Data items:
----

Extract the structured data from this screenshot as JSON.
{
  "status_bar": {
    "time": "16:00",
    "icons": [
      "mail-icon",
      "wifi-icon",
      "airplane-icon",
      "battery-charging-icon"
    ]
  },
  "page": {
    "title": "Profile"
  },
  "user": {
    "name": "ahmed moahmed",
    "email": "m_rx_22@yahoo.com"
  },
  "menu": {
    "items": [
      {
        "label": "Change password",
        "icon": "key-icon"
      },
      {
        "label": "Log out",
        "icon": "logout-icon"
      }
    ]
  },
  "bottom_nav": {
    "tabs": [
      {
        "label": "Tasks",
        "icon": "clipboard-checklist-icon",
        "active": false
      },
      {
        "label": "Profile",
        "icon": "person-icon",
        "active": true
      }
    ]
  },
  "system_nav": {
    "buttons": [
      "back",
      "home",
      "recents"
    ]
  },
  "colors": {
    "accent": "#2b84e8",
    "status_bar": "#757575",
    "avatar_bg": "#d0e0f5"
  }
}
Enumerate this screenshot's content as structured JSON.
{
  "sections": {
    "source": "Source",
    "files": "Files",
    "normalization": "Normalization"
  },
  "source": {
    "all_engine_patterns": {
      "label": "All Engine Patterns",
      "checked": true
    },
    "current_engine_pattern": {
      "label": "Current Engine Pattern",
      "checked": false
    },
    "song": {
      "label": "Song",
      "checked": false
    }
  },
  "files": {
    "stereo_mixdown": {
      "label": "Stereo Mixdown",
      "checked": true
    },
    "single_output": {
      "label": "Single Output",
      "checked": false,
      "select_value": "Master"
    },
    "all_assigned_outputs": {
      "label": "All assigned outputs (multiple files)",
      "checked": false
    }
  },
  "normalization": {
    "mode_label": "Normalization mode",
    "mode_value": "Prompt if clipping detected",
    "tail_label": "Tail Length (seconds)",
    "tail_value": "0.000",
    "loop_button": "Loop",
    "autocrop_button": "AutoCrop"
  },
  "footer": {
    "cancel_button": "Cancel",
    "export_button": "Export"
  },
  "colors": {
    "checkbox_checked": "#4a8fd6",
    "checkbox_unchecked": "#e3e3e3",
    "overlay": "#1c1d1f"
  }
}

----

- **What this task involves**
List the lines of the entries that include "screenshot".

- **Result of this task**
Extract the structured data from this screenshot as JSON.
Enumerate this screenshot's content as structured JSON.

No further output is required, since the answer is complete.